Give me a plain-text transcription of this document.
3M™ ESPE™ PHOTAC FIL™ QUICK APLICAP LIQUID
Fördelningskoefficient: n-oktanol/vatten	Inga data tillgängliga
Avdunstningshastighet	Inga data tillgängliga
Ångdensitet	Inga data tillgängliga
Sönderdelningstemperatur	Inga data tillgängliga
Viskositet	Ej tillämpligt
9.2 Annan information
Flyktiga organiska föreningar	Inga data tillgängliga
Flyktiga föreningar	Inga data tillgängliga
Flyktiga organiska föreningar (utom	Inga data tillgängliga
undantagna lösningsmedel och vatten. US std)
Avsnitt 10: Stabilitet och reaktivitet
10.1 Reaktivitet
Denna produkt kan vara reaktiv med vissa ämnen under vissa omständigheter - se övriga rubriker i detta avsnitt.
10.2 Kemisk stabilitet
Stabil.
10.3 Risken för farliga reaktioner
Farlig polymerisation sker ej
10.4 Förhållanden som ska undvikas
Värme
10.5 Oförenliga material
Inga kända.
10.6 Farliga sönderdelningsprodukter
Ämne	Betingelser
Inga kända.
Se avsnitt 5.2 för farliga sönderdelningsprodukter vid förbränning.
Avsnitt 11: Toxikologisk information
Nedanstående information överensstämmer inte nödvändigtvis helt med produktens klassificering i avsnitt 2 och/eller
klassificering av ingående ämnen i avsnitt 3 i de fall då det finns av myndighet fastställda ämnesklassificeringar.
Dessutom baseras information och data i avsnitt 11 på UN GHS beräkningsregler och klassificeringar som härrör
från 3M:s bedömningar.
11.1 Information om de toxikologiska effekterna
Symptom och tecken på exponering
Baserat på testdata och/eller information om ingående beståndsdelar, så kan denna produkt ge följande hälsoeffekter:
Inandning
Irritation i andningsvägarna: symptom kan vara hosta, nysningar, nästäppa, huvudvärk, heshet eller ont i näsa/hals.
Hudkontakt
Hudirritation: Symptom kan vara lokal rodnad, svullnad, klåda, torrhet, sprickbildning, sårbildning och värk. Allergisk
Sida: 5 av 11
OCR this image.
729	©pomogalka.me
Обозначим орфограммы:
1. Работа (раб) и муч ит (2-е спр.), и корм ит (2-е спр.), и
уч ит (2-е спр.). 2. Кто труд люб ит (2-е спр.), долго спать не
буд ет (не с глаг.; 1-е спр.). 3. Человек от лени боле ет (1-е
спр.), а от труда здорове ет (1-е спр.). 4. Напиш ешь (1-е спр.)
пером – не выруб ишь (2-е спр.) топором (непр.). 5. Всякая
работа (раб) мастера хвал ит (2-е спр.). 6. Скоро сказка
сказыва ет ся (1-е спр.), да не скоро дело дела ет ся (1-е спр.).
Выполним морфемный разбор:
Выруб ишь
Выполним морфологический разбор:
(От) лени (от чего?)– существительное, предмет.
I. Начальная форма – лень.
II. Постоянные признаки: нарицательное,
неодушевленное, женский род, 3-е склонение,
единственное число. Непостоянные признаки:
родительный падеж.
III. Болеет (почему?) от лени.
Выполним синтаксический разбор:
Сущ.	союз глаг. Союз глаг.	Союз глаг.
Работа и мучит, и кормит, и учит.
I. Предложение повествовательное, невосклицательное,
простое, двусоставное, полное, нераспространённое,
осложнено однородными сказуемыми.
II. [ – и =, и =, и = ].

• • • •

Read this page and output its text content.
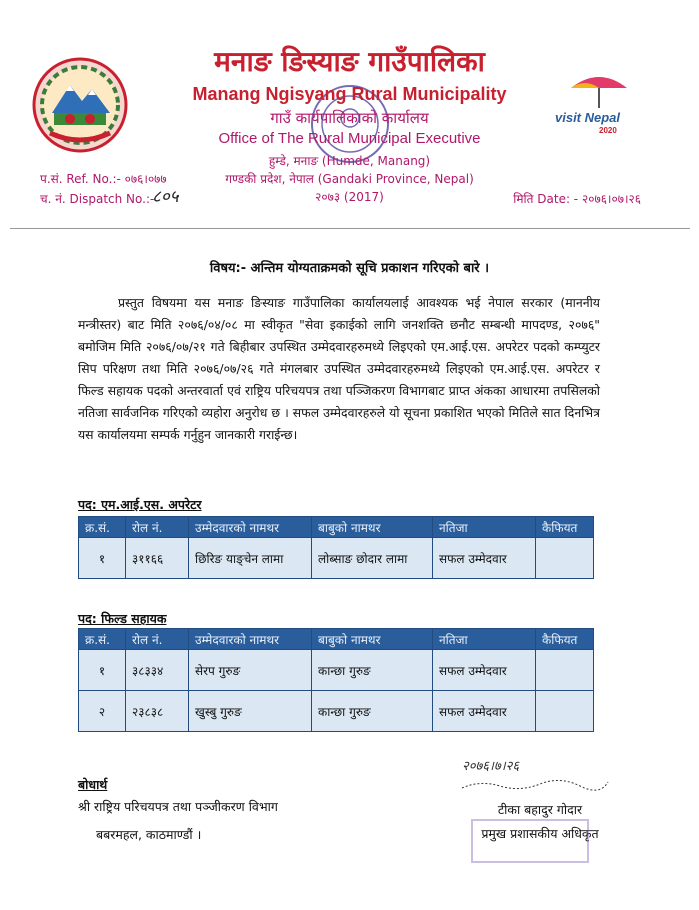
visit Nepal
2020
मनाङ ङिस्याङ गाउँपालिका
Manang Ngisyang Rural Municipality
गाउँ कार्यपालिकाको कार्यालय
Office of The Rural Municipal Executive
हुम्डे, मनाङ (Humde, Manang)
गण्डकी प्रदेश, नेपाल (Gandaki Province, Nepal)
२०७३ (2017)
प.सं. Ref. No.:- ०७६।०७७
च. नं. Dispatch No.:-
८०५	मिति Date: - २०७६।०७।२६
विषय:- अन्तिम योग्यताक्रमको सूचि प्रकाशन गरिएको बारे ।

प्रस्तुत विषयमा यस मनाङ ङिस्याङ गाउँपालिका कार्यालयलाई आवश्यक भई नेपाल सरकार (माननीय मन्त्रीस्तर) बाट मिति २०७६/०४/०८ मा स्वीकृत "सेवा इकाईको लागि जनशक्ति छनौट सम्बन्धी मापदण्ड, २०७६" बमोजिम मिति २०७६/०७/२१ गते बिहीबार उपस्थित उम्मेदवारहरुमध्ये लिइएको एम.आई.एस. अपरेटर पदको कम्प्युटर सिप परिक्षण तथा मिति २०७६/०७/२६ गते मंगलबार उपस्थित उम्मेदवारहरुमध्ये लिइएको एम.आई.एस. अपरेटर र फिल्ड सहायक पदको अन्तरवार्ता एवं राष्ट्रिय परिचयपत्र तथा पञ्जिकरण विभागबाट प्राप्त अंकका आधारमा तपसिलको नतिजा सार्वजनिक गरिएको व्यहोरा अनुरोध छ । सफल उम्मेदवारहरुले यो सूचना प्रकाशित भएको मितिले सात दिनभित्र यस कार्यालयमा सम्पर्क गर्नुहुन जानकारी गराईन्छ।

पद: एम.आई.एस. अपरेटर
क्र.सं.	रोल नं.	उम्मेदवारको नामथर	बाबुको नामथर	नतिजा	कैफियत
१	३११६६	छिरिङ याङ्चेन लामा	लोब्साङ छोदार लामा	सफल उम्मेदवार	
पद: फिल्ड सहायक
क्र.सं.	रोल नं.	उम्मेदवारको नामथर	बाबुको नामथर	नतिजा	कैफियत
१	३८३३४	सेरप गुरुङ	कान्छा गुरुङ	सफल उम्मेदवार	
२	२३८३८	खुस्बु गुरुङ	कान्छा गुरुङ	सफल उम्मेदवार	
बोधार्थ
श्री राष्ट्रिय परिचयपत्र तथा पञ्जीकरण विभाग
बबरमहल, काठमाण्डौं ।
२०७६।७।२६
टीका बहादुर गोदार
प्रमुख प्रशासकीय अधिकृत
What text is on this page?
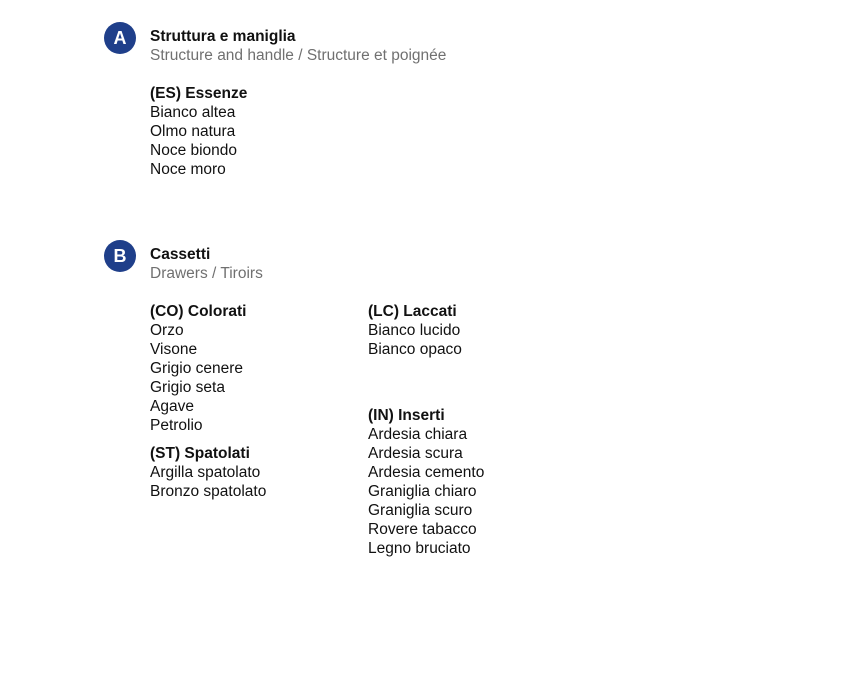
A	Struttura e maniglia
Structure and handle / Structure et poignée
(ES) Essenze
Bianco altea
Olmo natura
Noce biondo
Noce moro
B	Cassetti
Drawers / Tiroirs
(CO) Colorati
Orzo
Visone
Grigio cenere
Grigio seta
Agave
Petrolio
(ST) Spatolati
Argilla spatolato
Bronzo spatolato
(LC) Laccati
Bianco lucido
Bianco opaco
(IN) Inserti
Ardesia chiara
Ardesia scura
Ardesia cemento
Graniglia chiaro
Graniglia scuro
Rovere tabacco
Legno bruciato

• • • •

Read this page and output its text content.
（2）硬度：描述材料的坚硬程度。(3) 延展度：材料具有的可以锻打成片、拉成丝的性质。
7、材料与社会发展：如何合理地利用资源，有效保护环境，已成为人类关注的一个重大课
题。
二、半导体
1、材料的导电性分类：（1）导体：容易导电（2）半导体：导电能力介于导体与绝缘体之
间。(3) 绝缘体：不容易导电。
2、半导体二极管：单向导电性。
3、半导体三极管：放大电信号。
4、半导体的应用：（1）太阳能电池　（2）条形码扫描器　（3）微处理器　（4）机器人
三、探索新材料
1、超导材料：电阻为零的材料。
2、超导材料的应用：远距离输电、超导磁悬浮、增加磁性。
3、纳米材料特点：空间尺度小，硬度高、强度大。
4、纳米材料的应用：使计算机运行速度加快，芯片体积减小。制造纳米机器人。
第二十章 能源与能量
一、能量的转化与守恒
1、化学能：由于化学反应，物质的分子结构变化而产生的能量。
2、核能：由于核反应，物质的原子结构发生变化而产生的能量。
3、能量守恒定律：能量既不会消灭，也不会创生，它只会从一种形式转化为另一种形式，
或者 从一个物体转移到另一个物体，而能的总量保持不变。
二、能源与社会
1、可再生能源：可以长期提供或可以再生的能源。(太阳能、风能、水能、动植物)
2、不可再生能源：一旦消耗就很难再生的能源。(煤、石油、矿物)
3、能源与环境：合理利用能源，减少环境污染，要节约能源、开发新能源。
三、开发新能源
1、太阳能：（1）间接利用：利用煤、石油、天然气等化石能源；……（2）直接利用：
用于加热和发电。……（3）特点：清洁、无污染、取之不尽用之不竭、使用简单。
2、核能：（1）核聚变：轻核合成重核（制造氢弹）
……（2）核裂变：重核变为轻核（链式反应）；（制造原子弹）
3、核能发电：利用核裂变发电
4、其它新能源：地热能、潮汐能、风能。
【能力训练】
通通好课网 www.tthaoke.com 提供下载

• • • •

Return each line of the data that contains the string "vatten".

• Written response
Fördelningskoefficient: n-oktanol/vatten	Inga data tillgängliga
undantagna lösningsmedel och vatten. US std)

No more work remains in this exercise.